---------- TEXT BLOCK

Port80 should be commended for reminding us that FOSS is not yet dominant; that there are plenty of companies, including some of the world’s largest ones that still haven’t converted from expensive,
proprietary server operating systems and applications to low-cost, reliable FOSS solutions.

Even better, Port80 gives aggressive FOSS marketers a prospect list, not just raw statistics. Go to its Web
Servers survey page
, scroll to the bottom, and you see an alphabetical list of the world’s biggest companies. Click on any company
name and a window will open that shows what Web server that company uses. The ones running Windows and IIS are obviously the best prospects. Go get ’em!

Port80 supplies marketing material, too

At the bottom of the pop-up window used to display a company’s Web server, there’s an ad for a Port80 product called ServerMask
that contains this blurb:

Why let anyone find out you’re running a Microsoft IIS server? Don’t tempt potential hackers!

If this isn’t a tipoff that smart companies should switch from IIS to something more secure — Apache, for example — I don’t know what is.

Port80 also sells many (proprietary) software products — see this list — whose main purpose is to add features to IIS that Apache Server already includes for free.

A long and winding marketing road

Obviously, Fortune 1000 companies aren’t under the same cost-cutting and efficiency pressures as smaller companies, so they may not be in a big
hurry to improve their Web-serving efficiency and security or cut their Web-oriented costs by switching to FOSS. But sooner or later even the
most hidebound accountants and shareholders are bound to ask why BigCorp is using expensive proprietary software instead of the lower-cost
alternatives a growing number of their smaller, more nimble competitors have adopted. A smart FOSS marketer will keep his or her name in front
of the CIOs and IT managers at Windows-using Fortune 1000 companies so that when the time is ripe, wham! Close that deal!

I’m making that sale sound easier than it is in real life. Typically, the bigger the company, the slower it moves. Convincing a behemoth
corporation to use FOSS, even just on its Web servers, may take years of effort, not to mention countless presentations to executives in many
departments.

As an example of just how slow some of these companies are when it comes to IT changes, the Port80 survey shows 10.8% of respondents still using the old Netscape Web server.

But even though the sales track may be long and tedious, selling LAMP-based Web services to one of the world’s largest corporations can give a significant bottom-line boost to a vendor who pulls it off, even if that vendor is a Fortune 1000 corporation itself, like HP or IBM.

--------------------
---------- GIVEN RECORDS

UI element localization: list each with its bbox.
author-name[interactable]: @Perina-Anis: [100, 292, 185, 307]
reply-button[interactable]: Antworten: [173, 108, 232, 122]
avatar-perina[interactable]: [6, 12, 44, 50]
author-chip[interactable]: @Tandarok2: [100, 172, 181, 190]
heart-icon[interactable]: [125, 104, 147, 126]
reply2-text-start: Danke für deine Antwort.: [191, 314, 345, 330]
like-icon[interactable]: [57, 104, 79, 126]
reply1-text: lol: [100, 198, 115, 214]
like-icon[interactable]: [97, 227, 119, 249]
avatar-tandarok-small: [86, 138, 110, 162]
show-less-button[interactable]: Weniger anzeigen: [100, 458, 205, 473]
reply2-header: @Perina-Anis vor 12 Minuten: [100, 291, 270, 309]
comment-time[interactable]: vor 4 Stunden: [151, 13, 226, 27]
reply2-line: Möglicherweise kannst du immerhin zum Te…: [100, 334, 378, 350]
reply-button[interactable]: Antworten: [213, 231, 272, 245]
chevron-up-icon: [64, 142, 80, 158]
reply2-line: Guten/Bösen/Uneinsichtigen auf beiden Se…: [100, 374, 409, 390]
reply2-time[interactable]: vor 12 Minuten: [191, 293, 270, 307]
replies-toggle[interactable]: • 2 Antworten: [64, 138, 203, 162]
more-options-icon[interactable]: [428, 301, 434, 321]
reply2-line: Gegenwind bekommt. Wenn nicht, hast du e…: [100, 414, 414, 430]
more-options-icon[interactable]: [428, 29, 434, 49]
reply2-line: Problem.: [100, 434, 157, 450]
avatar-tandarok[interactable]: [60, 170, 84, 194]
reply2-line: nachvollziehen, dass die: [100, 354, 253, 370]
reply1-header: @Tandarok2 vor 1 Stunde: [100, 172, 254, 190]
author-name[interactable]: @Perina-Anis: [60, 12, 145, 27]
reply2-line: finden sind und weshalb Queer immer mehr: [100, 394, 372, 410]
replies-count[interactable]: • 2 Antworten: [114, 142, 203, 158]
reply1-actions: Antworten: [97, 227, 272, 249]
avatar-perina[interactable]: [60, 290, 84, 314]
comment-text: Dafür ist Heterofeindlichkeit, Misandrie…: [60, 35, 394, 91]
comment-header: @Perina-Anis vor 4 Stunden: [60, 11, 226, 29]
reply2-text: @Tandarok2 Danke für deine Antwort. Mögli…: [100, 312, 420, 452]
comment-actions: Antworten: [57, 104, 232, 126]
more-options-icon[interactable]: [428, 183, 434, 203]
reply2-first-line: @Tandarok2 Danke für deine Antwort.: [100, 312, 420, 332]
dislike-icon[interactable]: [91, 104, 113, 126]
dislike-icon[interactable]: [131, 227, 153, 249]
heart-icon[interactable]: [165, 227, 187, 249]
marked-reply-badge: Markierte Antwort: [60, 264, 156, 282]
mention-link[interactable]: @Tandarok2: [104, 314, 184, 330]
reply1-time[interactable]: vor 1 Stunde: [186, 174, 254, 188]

--------------------

■ YOUR GOAL
Reproduce verbatim everything from "Port80 should be" down to "Go get ’em!" in the text on Port80's Web server survey.

■ OUTPUT
Port80 should be commended for reminding us that FOSS is not yet dominant; that there are plenty of companies, including some of the world’s largest ones that still haven’t converted from expensive,
proprietary server operating systems and applications to low-cost, reliable FOSS solutions.

Even better, Port80 gives aggressive FOSS marketers a prospect list, not just raw statistics. Go to its Web
Servers survey page
, scroll to the bottom, and you see an alphabetical list of the world’s biggest companies. Click on any company
name and a window will open that shows what Web server that company uses. The ones running Windows and IIS are obviously the best prospects. Go get ’em!